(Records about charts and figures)
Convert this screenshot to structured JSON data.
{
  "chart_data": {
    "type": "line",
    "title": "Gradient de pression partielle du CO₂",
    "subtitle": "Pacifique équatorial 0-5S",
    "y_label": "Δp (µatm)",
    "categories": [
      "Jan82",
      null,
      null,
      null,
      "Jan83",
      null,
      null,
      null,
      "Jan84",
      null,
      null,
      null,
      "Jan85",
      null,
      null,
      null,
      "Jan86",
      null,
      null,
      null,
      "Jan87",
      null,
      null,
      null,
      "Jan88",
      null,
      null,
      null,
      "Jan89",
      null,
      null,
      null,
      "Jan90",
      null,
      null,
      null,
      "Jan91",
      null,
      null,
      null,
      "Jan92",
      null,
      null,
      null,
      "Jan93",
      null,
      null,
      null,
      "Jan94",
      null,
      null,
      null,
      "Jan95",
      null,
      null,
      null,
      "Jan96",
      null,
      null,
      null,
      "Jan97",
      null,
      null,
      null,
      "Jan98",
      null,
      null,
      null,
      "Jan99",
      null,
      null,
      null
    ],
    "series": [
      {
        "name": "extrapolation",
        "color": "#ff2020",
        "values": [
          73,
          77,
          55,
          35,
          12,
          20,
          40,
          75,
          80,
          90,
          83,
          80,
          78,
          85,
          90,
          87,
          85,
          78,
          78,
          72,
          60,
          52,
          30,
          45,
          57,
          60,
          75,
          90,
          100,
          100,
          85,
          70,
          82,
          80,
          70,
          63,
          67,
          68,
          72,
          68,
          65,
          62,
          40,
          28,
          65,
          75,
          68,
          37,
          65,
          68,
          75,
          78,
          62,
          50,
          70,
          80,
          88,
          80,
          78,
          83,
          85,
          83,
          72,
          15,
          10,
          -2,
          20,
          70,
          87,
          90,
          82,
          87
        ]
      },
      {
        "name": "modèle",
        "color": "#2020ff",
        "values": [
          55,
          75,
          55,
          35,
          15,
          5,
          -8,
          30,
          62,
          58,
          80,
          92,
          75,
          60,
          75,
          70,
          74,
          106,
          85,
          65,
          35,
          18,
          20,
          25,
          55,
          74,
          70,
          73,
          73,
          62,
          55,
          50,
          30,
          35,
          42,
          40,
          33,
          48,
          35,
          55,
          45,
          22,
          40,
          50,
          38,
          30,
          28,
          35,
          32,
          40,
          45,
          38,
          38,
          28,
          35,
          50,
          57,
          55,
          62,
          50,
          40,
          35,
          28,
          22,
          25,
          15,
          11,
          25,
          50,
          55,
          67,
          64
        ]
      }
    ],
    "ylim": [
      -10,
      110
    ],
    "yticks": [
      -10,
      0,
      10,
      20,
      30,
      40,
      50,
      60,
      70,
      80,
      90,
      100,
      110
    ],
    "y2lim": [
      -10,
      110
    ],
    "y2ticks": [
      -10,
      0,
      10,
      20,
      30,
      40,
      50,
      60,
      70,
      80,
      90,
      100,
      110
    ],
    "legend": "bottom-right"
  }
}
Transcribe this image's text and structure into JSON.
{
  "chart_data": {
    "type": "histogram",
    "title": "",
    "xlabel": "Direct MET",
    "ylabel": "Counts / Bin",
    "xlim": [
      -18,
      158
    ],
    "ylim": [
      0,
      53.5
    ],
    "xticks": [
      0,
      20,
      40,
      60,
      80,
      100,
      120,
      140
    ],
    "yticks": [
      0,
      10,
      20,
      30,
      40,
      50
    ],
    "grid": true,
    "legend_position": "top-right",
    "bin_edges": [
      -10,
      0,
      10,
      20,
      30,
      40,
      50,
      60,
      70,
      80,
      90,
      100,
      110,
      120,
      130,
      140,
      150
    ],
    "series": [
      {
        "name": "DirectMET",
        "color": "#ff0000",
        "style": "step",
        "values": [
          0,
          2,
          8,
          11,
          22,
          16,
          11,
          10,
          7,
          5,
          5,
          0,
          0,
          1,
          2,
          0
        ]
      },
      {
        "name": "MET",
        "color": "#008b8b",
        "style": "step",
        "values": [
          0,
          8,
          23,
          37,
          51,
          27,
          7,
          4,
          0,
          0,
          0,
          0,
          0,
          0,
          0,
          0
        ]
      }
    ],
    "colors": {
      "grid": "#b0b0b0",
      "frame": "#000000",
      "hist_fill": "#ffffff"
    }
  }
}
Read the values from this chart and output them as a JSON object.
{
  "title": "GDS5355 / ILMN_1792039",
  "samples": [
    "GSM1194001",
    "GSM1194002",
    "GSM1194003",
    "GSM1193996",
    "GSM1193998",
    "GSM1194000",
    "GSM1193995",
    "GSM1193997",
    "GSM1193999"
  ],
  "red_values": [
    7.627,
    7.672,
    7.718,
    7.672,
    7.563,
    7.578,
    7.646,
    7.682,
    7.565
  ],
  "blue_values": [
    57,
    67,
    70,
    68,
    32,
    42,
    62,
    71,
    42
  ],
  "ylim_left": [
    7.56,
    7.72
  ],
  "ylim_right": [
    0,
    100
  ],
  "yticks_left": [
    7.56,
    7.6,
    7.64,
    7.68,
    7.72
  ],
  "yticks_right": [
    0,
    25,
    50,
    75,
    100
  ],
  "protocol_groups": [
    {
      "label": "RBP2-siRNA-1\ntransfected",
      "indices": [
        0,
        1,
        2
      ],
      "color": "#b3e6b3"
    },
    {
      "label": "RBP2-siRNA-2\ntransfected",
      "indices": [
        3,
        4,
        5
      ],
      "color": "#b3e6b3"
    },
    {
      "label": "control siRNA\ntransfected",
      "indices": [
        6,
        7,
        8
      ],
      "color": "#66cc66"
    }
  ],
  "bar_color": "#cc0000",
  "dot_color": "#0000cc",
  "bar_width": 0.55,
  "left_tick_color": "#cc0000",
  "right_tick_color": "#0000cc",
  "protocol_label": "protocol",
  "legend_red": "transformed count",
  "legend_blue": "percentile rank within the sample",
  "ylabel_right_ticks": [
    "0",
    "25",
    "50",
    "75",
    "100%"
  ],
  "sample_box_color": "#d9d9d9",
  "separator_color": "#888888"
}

__Directive__:
Please output the entries above, every line exactly as it reads.

__Answer for this exercise__:
Convert this screenshot to structured JSON data.
{
  "chart_data": {
    "type": "line",
    "title": "Gradient de pression partielle du CO₂",
    "subtitle": "Pacifique équatorial 0-5S",
    "y_label": "Δp (µatm)",
    "categories": [
      "Jan82",
      null,
      null,
      null,
      "Jan83",
      null,
      null,
      null,
      "Jan84",
      null,
      null,
      null,
      "Jan85",
      null,
      null,
      null,
      "Jan86",
      null,
      null,
      null,
      "Jan87",
      null,
      null,
      null,
      "Jan88",
      null,
      null,
      null,
      "Jan89",
      null,
      null,
      null,
      "Jan90",
      null,
      null,
      null,
      "Jan91",
      null,
      null,
      null,
      "Jan92",
      null,
      null,
      null,
      "Jan93",
      null,
      null,
      null,
      "Jan94",
      null,
      null,
      null,
      "Jan95",
      null,
      null,
      null,
      "Jan96",
      null,
      null,
      null,
      "Jan97",
      null,
      null,
      null,
      "Jan98",
      null,
      null,
      null,
      "Jan99",
      null,
      null,
      null
    ],
    "series": [
      {
        "name": "extrapolation",
        "color": "#ff2020",
        "values": [
          73,
          77,
          55,
          35,
          12,
          20,
          40,
          75,
          80,
          90,
          83,
          80,
          78,
          85,
          90,
          87,
          85,
          78,
          78,
          72,
          60,
          52,
          30,
          45,
          57,
          60,
          75,
          90,
          100,
          100,
          85,
          70,
          82,
          80,
          70,
          63,
          67,
          68,
          72,
          68,
          65,
          62,
          40,
          28,
          65,
          75,
          68,
          37,
          65,
          68,
          75,
          78,
          62,
          50,
          70,
          80,
          88,
          80,
          78,
          83,
          85,
          83,
          72,
          15,
          10,
          -2,
          20,
          70,
          87,
          90,
          82,
          87
        ]
      },
      {
        "name": "modèle",
        "color": "#2020ff",
        "values": [
          55,
          75,
          55,
          35,
          15,
          5,
          -8,
          30,
          62,
          58,
          80,
          92,
          75,
          60,
          75,
          70,
          74,
          106,
          85,
          65,
          35,
          18,
          20,
          25,
          55,
          74,
          70,
          73,
          73,
          62,
          55,
          50,
          30,
          35,
          42,
          40,
          33,
          48,
          35,
          55,
          45,
          22,
          40,
          50,
          38,
          30,
          28,
          35,
          32,
          40,
          45,
          38,
          38,
          28,
          35,
          50,
          57,
          55,
          62,
          50,
          40,
          35,
          28,
          22,
          25,
          15,
          11,
          25,
          50,
          55,
          67,
          64
        ]
      }
    ],
    "ylim": [
      -10,
      110
    ],
    "yticks": [
      -10,
      0,
      10,
      20,
      30,
      40,
      50,
      60,
      70,
      80,
      90,
      100,
      110
    ],
    "y2lim": [
      -10,
      110
    ],
    "y2ticks": [
      -10,
      0,
      10,
      20,
      30,
      40,
      50,
      60,
      70,
      80,
      90,
      100,
      110
    ],
    "legend": "bottom-right"
  }
}
Transcribe this image's text and structure into JSON.
{
  "chart_data": {
    "type": "histogram",
    "title": "",
    "xlabel": "Direct MET",
    "ylabel": "Counts / Bin",
    "xlim": [
      -18,
      158
    ],
    "ylim": [
      0,
      53.5
    ],
    "xticks": [
      0,
      20,
      40,
      60,
      80,
      100,
      120,
      140
    ],
    "yticks": [
      0,
      10,
      20,
      30,
      40,
      50
    ],
    "grid": true,
    "legend_position": "top-right",
    "bin_edges": [
      -10,
      0,
      10,
      20,
      30,
      40,
      50,
      60,
      70,
      80,
      90,
      100,
      110,
      120,
      130,
      140,
      150
    ],
    "series": [
      {
        "name": "DirectMET",
        "color": "#ff0000",
        "style": "step",
        "values": [
          0,
          2,
          8,
          11,
          22,
          16,
          11,
          10,
          7,
          5,
          5,
          0,
          0,
          1,
          2,
          0
        ]
      },
      {
        "name": "MET",
        "color": "#008b8b",
        "style": "step",
        "values": [
          0,
          8,
          23,
          37,
          51,
          27,
          7,
          4,
          0,
          0,
          0,
          0,
          0,
          0,
          0,
          0
        ]
      }
    ],
    "colors": {
      "grid": "#b0b0b0",
      "frame": "#000000",
      "hist_fill": "#ffffff"
    }
  }
}
Read the values from this chart and output them as a JSON object.
{
  "title": "GDS5355 / ILMN_1792039",
  "samples": [
    "GSM1194001",
    "GSM1194002",
    "GSM1194003",
    "GSM1193996",
    "GSM1193998",
    "GSM1194000",
    "GSM1193995",
    "GSM1193997",
    "GSM1193999"
  ],
  "red_values": [
    7.627,
    7.672,
    7.718,
    7.672,
    7.563,
    7.578,
    7.646,
    7.682,
    7.565
  ],
  "blue_values": [
    57,
    67,
    70,
    68,
    32,
    42,
    62,
    71,
    42
  ],
  "ylim_left": [
    7.56,
    7.72
  ],
  "ylim_right": [
    0,
    100
  ],
  "yticks_left": [
    7.56,
    7.6,
    7.64,
    7.68,
    7.72
  ],
  "yticks_right": [
    0,
    25,
    50,
    75,
    100
  ],
  "protocol_groups": [
    {
      "label": "RBP2-siRNA-1\ntransfected",
      "indices": [
        0,
        1,
        2
      ],
      "color": "#b3e6b3"
    },
    {
      "label": "RBP2-siRNA-2\ntransfected",
      "indices": [
        3,
        4,
        5
      ],
      "color": "#b3e6b3"
    },
    {
      "label": "control siRNA\ntransfected",
      "indices": [
        6,
        7,
        8
      ],
      "color": "#66cc66"
    }
  ],
  "bar_color": "#cc0000",
  "dot_color": "#0000cc",
  "bar_width": 0.55,
  "left_tick_color": "#cc0000",
  "right_tick_color": "#0000cc",
  "protocol_label": "protocol",
  "legend_red": "transformed count",
  "legend_blue": "percentile rank within the sample",
  "ylabel_right_ticks": [
    "0",
    "25",
    "50",
    "75",
    "100%"
  ],
  "sample_box_color": "#d9d9d9",
  "separator_color": "#888888"
}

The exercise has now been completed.